_Exercise prompt:_ Write the listing out again, all of it, word for word.

_Stored data:_
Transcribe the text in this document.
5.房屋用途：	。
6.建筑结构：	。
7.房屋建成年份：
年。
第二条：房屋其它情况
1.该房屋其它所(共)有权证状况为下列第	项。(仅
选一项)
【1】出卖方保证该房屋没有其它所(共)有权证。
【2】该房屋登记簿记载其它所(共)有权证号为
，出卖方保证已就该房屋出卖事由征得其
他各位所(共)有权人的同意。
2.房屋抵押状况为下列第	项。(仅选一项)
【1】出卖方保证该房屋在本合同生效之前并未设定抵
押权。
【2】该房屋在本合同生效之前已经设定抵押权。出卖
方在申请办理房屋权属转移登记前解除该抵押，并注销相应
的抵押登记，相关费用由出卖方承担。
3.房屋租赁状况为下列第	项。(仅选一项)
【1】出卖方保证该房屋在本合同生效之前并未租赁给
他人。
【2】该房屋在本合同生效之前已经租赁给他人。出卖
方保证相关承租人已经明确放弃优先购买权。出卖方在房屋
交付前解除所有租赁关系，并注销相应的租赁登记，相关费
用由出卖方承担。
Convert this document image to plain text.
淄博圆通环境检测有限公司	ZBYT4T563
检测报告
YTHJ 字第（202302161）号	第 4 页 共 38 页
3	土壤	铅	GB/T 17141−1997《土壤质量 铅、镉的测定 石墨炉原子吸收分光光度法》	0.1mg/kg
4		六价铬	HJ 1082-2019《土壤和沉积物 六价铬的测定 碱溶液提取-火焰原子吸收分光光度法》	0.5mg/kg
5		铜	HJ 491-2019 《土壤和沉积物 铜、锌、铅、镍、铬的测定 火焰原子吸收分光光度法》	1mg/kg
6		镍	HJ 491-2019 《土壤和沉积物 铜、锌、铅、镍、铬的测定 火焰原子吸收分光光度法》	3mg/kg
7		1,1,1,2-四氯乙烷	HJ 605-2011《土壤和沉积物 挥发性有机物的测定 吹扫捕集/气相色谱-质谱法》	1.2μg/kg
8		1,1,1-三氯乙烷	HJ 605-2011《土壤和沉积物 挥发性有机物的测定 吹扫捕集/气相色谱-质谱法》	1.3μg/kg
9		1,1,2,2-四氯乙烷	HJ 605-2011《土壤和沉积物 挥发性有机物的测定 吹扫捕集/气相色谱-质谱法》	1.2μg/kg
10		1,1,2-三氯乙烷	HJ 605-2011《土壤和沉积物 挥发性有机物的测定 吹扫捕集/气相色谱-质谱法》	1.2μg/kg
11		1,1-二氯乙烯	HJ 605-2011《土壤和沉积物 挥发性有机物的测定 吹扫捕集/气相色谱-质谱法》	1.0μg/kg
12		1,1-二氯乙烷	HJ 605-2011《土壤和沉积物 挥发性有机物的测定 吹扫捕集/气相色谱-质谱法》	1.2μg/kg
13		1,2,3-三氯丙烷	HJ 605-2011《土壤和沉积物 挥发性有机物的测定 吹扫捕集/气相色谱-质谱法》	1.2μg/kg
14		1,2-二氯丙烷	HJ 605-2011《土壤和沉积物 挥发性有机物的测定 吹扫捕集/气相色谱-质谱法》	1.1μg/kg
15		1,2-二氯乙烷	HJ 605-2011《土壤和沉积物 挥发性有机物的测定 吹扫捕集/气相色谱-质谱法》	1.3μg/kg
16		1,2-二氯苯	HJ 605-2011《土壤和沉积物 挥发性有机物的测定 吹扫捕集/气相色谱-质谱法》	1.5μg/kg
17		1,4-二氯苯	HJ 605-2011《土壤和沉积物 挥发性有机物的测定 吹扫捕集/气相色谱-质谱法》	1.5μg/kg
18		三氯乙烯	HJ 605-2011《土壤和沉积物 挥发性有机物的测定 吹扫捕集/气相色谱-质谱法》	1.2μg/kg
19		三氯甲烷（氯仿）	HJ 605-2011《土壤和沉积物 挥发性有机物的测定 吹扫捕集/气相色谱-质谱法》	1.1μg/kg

_Reply to the exercise:_
Transcribe the text in this document.
5.房屋用途：	。
6.建筑结构：	。
7.房屋建成年份：
年。
第二条：房屋其它情况
1.该房屋其它所(共)有权证状况为下列第	项。(仅
选一项)
【1】出卖方保证该房屋没有其它所(共)有权证。
【2】该房屋登记簿记载其它所(共)有权证号为
，出卖方保证已就该房屋出卖事由征得其
他各位所(共)有权人的同意。
2.房屋抵押状况为下列第	项。(仅选一项)
【1】出卖方保证该房屋在本合同生效之前并未设定抵
押权。
【2】该房屋在本合同生效之前已经设定抵押权。出卖
方在申请办理房屋权属转移登记前解除该抵押，并注销相应
的抵押登记，相关费用由出卖方承担。
3.房屋租赁状况为下列第	项。(仅选一项)
【1】出卖方保证该房屋在本合同生效之前并未租赁给
他人。
【2】该房屋在本合同生效之前已经租赁给他人。出卖
方保证相关承租人已经明确放弃优先购买权。出卖方在房屋
交付前解除所有租赁关系，并注销相应的租赁登记，相关费
用由出卖方承担。
Convert this document image to plain text.
淄博圆通环境检测有限公司	ZBYT4T563
检测报告
YTHJ 字第（202302161）号	第 4 页 共 38 页
3	土壤	铅	GB/T 17141−1997《土壤质量 铅、镉的测定 石墨炉原子吸收分光光度法》	0.1mg/kg
4		六价铬	HJ 1082-2019《土壤和沉积物 六价铬的测定 碱溶液提取-火焰原子吸收分光光度法》	0.5mg/kg
5		铜	HJ 491-2019 《土壤和沉积物 铜、锌、铅、镍、铬的测定 火焰原子吸收分光光度法》	1mg/kg
6		镍	HJ 491-2019 《土壤和沉积物 铜、锌、铅、镍、铬的测定 火焰原子吸收分光光度法》	3mg/kg
7		1,1,1,2-四氯乙烷	HJ 605-2011《土壤和沉积物 挥发性有机物的测定 吹扫捕集/气相色谱-质谱法》	1.2μg/kg
8		1,1,1-三氯乙烷	HJ 605-2011《土壤和沉积物 挥发性有机物的测定 吹扫捕集/气相色谱-质谱法》	1.3μg/kg
9		1,1,2,2-四氯乙烷	HJ 605-2011《土壤和沉积物 挥发性有机物的测定 吹扫捕集/气相色谱-质谱法》	1.2μg/kg
10		1,1,2-三氯乙烷	HJ 605-2011《土壤和沉积物 挥发性有机物的测定 吹扫捕集/气相色谱-质谱法》	1.2μg/kg
11		1,1-二氯乙烯	HJ 605-2011《土壤和沉积物 挥发性有机物的测定 吹扫捕集/气相色谱-质谱法》	1.0μg/kg
12		1,1-二氯乙烷	HJ 605-2011《土壤和沉积物 挥发性有机物的测定 吹扫捕集/气相色谱-质谱法》	1.2μg/kg
13		1,2,3-三氯丙烷	HJ 605-2011《土壤和沉积物 挥发性有机物的测定 吹扫捕集/气相色谱-质谱法》	1.2μg/kg
14		1,2-二氯丙烷	HJ 605-2011《土壤和沉积物 挥发性有机物的测定 吹扫捕集/气相色谱-质谱法》	1.1μg/kg
15		1,2-二氯乙烷	HJ 605-2011《土壤和沉积物 挥发性有机物的测定 吹扫捕集/气相色谱-质谱法》	1.3μg/kg
16		1,2-二氯苯	HJ 605-2011《土壤和沉积物 挥发性有机物的测定 吹扫捕集/气相色谱-质谱法》	1.5μg/kg
17		1,4-二氯苯	HJ 605-2011《土壤和沉积物 挥发性有机物的测定 吹扫捕集/气相色谱-质谱法》	1.5μg/kg
18		三氯乙烯	HJ 605-2011《土壤和沉积物 挥发性有机物的测定 吹扫捕集/气相色谱-质谱法》	1.2μg/kg
19		三氯甲烷（氯仿）	HJ 605-2011《土壤和沉积物 挥发性有机物的测定 吹扫捕集/气相色谱-质谱法》	1.1μg/kg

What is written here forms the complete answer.